Output the material beneath exactly, leaving nothing out.

==== Supplied data ====

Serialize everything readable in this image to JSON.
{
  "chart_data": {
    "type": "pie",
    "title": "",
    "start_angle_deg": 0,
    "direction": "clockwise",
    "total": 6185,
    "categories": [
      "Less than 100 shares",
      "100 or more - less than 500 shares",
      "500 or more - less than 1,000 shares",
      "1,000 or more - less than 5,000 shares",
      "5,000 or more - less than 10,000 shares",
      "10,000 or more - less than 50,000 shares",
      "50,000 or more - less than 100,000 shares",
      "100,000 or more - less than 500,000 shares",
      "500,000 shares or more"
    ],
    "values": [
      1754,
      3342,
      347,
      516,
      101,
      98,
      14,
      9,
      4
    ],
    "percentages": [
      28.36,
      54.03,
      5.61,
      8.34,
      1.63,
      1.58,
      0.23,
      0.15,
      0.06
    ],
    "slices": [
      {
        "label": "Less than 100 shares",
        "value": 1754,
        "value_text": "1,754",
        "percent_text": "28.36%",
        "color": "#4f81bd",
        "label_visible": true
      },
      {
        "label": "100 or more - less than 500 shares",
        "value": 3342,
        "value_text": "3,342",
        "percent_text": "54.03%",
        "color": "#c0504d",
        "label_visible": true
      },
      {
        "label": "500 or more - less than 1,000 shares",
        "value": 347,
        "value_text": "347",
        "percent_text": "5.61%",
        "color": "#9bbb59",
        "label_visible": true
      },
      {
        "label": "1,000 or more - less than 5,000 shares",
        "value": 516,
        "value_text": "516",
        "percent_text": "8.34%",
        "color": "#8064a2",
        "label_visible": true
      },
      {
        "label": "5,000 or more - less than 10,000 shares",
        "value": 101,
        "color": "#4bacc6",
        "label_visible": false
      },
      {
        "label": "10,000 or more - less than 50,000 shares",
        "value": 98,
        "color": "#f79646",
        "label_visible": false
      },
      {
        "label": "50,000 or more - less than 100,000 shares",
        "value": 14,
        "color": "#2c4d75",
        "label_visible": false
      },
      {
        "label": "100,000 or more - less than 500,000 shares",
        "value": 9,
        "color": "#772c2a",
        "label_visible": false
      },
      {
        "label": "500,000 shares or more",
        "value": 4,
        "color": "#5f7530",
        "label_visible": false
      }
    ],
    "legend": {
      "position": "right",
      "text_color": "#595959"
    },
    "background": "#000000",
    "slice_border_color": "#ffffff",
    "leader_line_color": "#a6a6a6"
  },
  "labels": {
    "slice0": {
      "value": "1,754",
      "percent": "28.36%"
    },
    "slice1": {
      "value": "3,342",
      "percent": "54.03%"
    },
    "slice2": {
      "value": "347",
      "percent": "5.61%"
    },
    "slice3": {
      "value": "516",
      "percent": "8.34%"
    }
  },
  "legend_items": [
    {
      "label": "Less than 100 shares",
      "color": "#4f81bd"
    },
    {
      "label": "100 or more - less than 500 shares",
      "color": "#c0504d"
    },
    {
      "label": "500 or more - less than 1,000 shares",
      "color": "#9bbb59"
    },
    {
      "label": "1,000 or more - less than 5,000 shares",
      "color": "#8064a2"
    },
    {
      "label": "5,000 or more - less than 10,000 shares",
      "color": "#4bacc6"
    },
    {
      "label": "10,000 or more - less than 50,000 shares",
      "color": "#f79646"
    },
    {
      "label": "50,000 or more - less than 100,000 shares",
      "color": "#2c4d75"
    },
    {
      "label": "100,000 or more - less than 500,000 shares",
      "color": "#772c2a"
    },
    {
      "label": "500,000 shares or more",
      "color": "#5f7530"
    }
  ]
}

====

• [Answer to this problem]
Serialize everything readable in this image to JSON.
{
  "chart_data": {
    "type": "pie",
    "title": "",
    "start_angle_deg": 0,
    "direction": "clockwise",
    "total": 6185,
    "categories": [
      "Less than 100 shares",
      "100 or more - less than 500 shares",
      "500 or more - less than 1,000 shares",
      "1,000 or more - less than 5,000 shares",
      "5,000 or more - less than 10,000 shares",
      "10,000 or more - less than 50,000 shares",
      "50,000 or more - less than 100,000 shares",
      "100,000 or more - less than 500,000 shares",
      "500,000 shares or more"
    ],
    "values": [
      1754,
      3342,
      347,
      516,
      101,
      98,
      14,
      9,
      4
    ],
    "percentages": [
      28.36,
      54.03,
      5.61,
      8.34,
      1.63,
      1.58,
      0.23,
      0.15,
      0.06
    ],
    "slices": [
      {
        "label": "Less than 100 shares",
        "value": 1754,
        "value_text": "1,754",
        "percent_text": "28.36%",
        "color": "#4f81bd",
        "label_visible": true
      },
      {
        "label": "100 or more - less than 500 shares",
        "value": 3342,
        "value_text": "3,342",
        "percent_text": "54.03%",
        "color": "#c0504d",
        "label_visible": true
      },
      {
        "label": "500 or more - less than 1,000 shares",
        "value": 347,
        "value_text": "347",
        "percent_text": "5.61%",
        "color": "#9bbb59",
        "label_visible": true
      },
      {
        "label": "1,000 or more - less than 5,000 shares",
        "value": 516,
        "value_text": "516",
        "percent_text": "8.34%",
        "color": "#8064a2",
        "label_visible": true
      },
      {
        "label": "5,000 or more - less than 10,000 shares",
        "value": 101,
        "color": "#4bacc6",
        "label_visible": false
      },
      {
        "label": "10,000 or more - less than 50,000 shares",
        "value": 98,
        "color": "#f79646",
        "label_visible": false
      },
      {
        "label": "50,000 or more - less than 100,000 shares",
        "value": 14,
        "color": "#2c4d75",
        "label_visible": false
      },
      {
        "label": "100,000 or more - less than 500,000 shares",
        "value": 9,
        "color": "#772c2a",
        "label_visible": false
      },
      {
        "label": "500,000 shares or more",
        "value": 4,
        "color": "#5f7530",
        "label_visible": false
      }
    ],
    "legend": {
      "position": "right",
      "text_color": "#595959"
    },
    "background": "#000000",
    "slice_border_color": "#ffffff",
    "leader_line_color": "#a6a6a6"
  },
  "labels": {
    "slice0": {
      "value": "1,754",
      "percent": "28.36%"
    },
    "slice1": {
      "value": "3,342",
      "percent": "54.03%"
    },
    "slice2": {
      "value": "347",
      "percent": "5.61%"
    },
    "slice3": {
      "value": "516",
      "percent": "8.34%"
    }
  },
  "legend_items": [
    {
      "label": "Less than 100 shares",
      "color": "#4f81bd"
    },
    {
      "label": "100 or more - less than 500 shares",
      "color": "#c0504d"
    },
    {
      "label": "500 or more - less than 1,000 shares",
      "color": "#9bbb59"
    },
    {
      "label": "1,000 or more - less than 5,000 shares",
      "color": "#8064a2"
    },
    {
      "label": "5,000 or more - less than 10,000 shares",
      "color": "#4bacc6"
    },
    {
      "label": "10,000 or more - less than 50,000 shares",
      "color": "#f79646"
    },
    {
      "label": "50,000 or more - less than 100,000 shares",
      "color": "#2c4d75"
    },
    {
      "label": "100,000 or more - less than 500,000 shares",
      "color": "#772c2a"
    },
    {
      "label": "500,000 shares or more",
      "color": "#5f7530"
    }
  ]
}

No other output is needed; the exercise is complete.